BEGIN Items

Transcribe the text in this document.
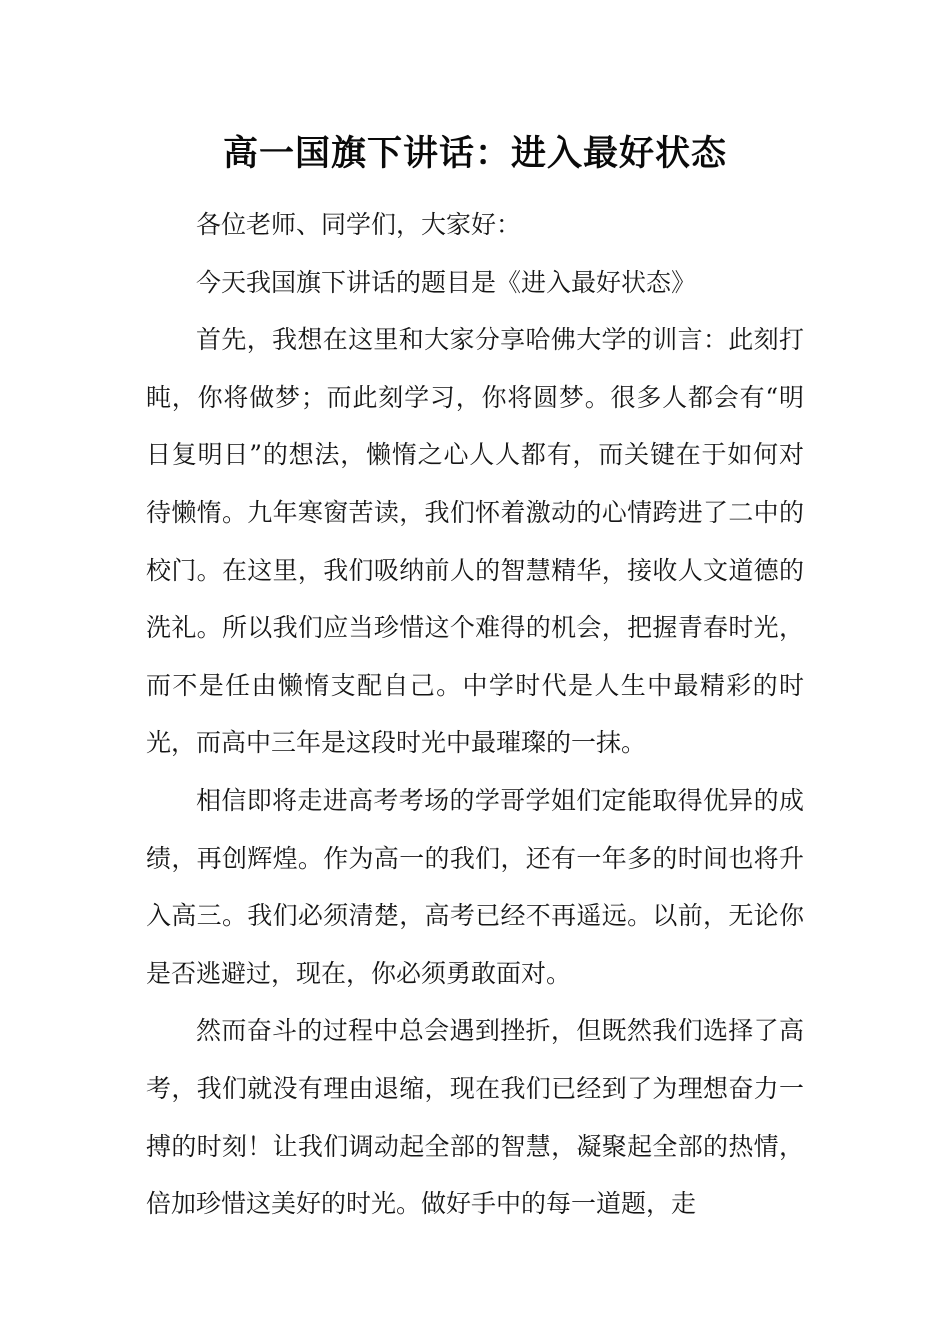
高一国旗下讲话：进入最好状态

各位老师、同学们，大家好：

今天我国旗下讲话的题目是《进入最好状态》

首先，我想在这里和大家分享哈佛大学的训言：此刻打盹，你将做梦；而此刻学习，你将圆梦。很多人都会有“明日复明日”的想法，懒惰之心人人都有，而关键在于如何对待懒惰。九年寒窗苦读，我们怀着激动的心情跨进了二中的校门。在这里，我们吸纳前人的智慧精华，接收人文道德的洗礼。所以我们应当珍惜这个难得的机会，把握青春时光，而不是任由懒惰支配自己。中学时代是人生中最精彩的时光，而高中三年是这段时光中最璀璨的一抹。

相信即将走进高考考场的学哥学姐们定能取得优异的成绩，再创辉煌。作为高一的我们，还有一年多的时间也将升入高三。我们必须清楚，高考已经不再遥远。以前，无论你是否逃避过，现在，你必须勇敢面对。

然而奋斗的过程中总会遇到挫折，但既然我们选择了高考，我们就没有理由退缩，现在我们已经到了为理想奋力一搏的时刻！让我们调动起全部的智慧，凝聚起全部的热情，倍加珍惜这美好的时光。做好手中的每一道题，走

END Items

With the pictures left out, transcribe the material exactly.

Transcribe the text in this document.
高一国旗下讲话：进入最好状态

各位老师、同学们，大家好：

今天我国旗下讲话的题目是《进入最好状态》

首先，我想在这里和大家分享哈佛大学的训言：此刻打盹，你将做梦；而此刻学习，你将圆梦。很多人都会有“明日复明日”的想法，懒惰之心人人都有，而关键在于如何对待懒惰。九年寒窗苦读，我们怀着激动的心情跨进了二中的校门。在这里，我们吸纳前人的智慧精华，接收人文道德的洗礼。所以我们应当珍惜这个难得的机会，把握青春时光，而不是任由懒惰支配自己。中学时代是人生中最精彩的时光，而高中三年是这段时光中最璀璨的一抹。

相信即将走进高考考场的学哥学姐们定能取得优异的成绩，再创辉煌。作为高一的我们，还有一年多的时间也将升入高三。我们必须清楚，高考已经不再遥远。以前，无论你是否逃避过，现在，你必须勇敢面对。

然而奋斗的过程中总会遇到挫折，但既然我们选择了高考，我们就没有理由退缩，现在我们已经到了为理想奋力一搏的时刻！让我们调动起全部的智慧，凝聚起全部的热情，倍加珍惜这美好的时光。做好手中的每一道题，走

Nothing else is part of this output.